* [WHAT YOU SHOULD DO] Report only how many lines of the entries below contain the string "Edustavatko".
=-=-=
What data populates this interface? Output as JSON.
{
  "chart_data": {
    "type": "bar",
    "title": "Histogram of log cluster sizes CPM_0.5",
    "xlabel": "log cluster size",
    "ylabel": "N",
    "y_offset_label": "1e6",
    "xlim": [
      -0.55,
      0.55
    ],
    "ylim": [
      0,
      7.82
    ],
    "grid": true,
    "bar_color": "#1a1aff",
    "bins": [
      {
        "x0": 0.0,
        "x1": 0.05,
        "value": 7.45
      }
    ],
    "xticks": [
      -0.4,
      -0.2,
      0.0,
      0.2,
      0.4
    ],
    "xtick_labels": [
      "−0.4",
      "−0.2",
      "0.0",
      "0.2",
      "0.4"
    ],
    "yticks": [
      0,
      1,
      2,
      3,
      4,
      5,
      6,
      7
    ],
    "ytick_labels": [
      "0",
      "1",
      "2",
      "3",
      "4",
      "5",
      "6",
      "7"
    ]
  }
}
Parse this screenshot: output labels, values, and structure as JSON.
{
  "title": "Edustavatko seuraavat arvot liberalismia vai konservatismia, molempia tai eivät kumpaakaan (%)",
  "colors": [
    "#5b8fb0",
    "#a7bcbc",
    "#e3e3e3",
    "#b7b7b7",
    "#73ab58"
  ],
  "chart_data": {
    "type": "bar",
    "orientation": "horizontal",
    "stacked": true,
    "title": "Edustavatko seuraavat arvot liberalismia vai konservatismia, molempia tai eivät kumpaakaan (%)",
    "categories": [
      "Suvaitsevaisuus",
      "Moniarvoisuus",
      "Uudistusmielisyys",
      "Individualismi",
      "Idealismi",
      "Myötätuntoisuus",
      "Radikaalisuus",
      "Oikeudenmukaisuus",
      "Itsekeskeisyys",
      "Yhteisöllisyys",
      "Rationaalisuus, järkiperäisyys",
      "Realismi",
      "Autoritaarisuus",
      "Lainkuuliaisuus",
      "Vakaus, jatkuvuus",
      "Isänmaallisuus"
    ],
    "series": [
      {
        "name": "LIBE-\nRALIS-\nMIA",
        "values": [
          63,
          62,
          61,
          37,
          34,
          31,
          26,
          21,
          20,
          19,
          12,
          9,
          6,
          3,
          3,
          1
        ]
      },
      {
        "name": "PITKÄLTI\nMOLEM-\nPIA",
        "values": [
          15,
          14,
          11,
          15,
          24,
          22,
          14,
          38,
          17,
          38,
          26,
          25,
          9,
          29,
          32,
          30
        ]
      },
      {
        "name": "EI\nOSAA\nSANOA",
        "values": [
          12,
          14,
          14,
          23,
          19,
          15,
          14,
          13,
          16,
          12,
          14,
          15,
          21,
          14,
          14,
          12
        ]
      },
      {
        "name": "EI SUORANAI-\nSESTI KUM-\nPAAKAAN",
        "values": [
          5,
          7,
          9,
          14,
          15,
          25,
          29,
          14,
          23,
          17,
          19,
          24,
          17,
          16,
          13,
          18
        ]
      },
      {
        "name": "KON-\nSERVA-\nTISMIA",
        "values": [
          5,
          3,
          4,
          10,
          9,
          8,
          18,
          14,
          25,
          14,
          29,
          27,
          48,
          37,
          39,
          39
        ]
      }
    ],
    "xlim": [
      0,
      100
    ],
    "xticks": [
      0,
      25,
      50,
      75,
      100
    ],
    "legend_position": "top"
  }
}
=-=-=
* [THE OUTPUT] 2